=== TO DO ===
Read through the data and report every line in which the word "изменений" occurs.
==== DATA FOR PROCESSING ====
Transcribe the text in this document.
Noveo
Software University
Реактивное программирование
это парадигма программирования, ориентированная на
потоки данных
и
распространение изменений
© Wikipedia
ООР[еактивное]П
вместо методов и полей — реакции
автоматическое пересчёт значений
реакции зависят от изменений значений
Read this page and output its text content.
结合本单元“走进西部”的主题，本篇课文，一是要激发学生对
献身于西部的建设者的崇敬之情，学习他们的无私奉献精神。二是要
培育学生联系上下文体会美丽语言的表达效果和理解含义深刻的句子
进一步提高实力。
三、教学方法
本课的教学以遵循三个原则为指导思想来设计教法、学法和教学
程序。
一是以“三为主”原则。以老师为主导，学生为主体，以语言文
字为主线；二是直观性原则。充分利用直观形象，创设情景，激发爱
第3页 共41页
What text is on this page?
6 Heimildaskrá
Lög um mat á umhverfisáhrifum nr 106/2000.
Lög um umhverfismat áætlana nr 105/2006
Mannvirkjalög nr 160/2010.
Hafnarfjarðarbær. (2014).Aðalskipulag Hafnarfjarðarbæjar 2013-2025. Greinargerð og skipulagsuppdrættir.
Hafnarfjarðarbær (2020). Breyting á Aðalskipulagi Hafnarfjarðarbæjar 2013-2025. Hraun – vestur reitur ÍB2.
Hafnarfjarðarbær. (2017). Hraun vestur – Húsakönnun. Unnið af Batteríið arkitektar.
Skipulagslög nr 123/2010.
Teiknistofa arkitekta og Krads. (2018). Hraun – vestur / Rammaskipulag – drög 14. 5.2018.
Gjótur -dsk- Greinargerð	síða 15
====
=== THE SOLUTION ===
распространение изменений
реакции зависят от изменений значений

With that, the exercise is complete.